Figure content listings:
## Start

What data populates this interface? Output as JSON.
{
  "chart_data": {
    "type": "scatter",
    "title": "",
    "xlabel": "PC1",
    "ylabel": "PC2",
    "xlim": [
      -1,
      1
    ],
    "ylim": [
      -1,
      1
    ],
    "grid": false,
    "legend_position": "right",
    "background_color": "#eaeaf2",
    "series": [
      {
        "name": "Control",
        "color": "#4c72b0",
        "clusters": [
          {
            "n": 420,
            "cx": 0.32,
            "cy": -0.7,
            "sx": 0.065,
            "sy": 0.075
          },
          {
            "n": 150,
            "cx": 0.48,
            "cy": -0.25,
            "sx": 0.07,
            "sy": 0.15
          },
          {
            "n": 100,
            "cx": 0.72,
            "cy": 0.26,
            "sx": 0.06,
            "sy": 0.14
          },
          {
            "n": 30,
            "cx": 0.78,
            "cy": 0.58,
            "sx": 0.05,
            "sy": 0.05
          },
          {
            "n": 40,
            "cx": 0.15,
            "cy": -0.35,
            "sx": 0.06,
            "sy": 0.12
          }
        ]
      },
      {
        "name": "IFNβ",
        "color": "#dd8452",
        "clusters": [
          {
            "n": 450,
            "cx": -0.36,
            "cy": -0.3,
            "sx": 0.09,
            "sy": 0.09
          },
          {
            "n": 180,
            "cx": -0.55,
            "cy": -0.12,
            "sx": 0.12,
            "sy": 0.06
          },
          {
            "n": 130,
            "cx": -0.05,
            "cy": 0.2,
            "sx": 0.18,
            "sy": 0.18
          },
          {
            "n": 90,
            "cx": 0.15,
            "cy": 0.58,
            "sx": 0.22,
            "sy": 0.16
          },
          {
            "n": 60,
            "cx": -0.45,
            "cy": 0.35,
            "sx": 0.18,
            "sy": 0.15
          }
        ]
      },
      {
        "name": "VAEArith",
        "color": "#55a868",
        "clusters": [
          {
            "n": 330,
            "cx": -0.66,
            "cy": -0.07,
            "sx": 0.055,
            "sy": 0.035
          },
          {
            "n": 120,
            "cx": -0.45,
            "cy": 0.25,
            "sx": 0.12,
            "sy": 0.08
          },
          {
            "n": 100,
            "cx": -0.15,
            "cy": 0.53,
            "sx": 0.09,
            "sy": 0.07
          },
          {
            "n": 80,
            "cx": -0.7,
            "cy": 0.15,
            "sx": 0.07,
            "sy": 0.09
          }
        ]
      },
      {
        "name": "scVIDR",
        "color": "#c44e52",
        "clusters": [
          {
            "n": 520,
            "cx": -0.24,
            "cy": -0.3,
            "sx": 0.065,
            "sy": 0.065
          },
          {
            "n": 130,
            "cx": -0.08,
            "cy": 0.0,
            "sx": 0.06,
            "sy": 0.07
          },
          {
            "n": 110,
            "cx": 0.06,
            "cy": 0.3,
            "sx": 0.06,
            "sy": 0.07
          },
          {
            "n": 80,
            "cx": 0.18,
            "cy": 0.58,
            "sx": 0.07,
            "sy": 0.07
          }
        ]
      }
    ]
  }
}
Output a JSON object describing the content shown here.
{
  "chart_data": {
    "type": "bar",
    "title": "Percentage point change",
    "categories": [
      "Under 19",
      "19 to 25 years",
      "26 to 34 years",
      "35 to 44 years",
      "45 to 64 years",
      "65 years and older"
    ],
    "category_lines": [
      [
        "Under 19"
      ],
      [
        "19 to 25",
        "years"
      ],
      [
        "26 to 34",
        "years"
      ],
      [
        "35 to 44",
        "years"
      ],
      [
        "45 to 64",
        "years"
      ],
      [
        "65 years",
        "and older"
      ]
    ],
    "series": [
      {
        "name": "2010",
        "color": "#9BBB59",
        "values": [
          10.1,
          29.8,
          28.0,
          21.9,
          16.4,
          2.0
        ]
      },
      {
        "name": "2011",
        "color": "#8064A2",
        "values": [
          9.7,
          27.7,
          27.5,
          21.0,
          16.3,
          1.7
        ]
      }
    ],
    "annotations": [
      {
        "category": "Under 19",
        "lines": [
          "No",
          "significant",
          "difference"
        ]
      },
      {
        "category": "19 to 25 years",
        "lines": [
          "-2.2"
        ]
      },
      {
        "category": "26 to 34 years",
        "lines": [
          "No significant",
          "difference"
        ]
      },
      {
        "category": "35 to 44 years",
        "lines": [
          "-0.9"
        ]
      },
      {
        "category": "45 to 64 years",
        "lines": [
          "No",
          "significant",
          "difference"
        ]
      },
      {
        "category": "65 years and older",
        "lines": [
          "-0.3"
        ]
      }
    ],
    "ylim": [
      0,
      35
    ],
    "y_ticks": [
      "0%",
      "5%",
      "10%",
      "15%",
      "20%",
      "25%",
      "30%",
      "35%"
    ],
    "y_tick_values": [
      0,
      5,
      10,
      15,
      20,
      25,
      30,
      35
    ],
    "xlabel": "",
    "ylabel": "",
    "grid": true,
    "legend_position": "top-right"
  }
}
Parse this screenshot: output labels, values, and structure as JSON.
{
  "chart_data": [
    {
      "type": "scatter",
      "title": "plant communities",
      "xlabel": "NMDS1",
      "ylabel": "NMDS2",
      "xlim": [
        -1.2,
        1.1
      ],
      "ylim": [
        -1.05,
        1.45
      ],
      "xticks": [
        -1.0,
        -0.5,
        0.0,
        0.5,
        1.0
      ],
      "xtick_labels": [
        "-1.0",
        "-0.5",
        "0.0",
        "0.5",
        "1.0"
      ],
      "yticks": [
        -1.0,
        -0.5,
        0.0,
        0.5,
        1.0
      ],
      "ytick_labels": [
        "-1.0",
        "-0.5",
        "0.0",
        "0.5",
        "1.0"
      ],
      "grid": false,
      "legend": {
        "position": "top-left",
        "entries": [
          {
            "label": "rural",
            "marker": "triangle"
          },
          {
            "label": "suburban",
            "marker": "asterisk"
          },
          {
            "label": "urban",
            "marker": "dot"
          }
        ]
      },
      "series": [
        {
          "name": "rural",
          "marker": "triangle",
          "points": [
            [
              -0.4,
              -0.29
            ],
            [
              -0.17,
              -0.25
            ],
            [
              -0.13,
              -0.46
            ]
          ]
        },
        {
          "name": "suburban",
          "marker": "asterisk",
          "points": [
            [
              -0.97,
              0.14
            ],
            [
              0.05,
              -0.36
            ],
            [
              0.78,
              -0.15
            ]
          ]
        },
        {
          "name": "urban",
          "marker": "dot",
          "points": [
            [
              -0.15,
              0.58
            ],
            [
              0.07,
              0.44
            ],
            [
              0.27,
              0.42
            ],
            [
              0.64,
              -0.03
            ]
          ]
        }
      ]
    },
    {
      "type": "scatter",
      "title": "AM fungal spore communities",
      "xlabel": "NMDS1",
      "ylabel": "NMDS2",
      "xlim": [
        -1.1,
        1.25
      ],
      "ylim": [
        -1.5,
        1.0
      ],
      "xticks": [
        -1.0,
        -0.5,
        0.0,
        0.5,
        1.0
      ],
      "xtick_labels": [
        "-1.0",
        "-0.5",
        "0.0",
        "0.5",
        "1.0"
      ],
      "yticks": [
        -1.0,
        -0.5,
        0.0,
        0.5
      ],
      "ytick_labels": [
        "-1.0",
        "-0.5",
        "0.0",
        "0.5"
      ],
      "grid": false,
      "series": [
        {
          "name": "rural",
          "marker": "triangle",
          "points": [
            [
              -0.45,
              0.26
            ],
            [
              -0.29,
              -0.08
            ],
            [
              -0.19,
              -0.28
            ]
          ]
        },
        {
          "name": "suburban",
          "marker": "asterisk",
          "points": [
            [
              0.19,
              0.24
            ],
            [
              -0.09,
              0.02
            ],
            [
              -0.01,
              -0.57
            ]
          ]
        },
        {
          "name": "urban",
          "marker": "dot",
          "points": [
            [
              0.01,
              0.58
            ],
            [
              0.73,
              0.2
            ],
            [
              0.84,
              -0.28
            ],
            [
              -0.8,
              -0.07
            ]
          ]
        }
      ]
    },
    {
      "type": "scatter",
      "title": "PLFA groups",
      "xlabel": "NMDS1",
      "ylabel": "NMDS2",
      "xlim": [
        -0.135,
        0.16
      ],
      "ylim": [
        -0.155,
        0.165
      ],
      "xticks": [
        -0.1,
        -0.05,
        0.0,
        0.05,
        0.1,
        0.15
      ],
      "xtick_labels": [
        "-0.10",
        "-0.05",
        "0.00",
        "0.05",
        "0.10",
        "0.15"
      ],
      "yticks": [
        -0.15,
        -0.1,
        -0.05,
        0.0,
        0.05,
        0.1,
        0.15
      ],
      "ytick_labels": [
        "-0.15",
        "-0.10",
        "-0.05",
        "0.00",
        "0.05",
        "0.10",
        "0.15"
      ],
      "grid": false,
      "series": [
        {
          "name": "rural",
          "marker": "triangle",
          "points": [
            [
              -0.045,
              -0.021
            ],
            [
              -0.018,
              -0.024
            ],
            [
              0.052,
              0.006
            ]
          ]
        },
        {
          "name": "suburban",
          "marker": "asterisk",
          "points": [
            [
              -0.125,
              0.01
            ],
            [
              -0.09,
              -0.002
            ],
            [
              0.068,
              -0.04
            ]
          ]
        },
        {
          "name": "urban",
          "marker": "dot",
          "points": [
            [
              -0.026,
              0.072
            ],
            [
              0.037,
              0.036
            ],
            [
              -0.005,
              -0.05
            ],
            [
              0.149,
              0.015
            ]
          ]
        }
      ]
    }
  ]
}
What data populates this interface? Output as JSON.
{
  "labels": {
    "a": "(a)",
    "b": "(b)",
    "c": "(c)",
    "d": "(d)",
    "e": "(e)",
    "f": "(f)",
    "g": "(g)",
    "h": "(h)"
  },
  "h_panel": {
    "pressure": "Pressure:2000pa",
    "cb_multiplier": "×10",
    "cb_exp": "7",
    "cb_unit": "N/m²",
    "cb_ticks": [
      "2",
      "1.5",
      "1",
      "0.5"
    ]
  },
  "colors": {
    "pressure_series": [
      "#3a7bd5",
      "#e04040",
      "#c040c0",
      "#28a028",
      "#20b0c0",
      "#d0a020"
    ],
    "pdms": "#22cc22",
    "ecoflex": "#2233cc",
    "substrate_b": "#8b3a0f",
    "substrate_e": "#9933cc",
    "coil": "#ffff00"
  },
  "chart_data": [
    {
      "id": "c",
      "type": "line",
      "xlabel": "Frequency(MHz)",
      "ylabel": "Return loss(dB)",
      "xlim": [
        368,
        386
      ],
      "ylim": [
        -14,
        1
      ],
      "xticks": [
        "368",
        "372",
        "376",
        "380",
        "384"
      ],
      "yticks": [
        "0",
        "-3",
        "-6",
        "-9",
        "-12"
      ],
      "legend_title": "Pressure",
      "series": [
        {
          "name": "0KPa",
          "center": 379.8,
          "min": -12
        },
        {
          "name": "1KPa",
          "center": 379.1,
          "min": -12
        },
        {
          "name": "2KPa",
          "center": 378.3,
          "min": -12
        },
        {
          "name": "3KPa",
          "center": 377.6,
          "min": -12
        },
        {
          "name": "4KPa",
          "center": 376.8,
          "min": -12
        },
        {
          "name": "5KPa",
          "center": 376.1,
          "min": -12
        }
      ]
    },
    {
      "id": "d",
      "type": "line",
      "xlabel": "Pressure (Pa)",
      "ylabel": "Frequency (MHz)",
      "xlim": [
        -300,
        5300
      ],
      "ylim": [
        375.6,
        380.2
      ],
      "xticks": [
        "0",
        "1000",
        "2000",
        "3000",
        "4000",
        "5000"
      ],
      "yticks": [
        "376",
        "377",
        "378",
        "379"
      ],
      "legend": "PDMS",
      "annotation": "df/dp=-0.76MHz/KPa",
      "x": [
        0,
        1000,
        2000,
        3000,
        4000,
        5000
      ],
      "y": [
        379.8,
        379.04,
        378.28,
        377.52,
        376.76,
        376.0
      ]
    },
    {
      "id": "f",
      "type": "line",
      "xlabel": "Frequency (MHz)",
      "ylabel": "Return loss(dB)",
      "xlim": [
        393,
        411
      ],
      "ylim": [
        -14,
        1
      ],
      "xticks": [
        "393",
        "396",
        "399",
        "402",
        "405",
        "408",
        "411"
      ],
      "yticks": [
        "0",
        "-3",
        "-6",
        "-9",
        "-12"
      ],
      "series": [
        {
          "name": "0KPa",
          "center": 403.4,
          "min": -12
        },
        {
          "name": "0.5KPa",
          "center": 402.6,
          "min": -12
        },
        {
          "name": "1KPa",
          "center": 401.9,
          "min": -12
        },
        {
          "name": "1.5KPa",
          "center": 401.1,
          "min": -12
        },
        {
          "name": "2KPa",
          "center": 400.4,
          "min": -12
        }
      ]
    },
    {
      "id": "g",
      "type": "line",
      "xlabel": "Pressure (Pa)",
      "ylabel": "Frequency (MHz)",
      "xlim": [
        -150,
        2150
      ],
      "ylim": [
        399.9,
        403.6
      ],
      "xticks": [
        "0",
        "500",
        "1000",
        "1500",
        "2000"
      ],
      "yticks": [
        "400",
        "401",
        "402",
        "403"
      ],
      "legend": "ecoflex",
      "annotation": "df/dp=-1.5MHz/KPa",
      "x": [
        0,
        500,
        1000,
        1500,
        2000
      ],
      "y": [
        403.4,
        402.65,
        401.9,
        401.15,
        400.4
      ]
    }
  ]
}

## End

WRITTEN INSTRUCTION: Each line that contains the word "JSON" counts toward the total; give only that total.

RESPONSE TO THE EXERCISE: 4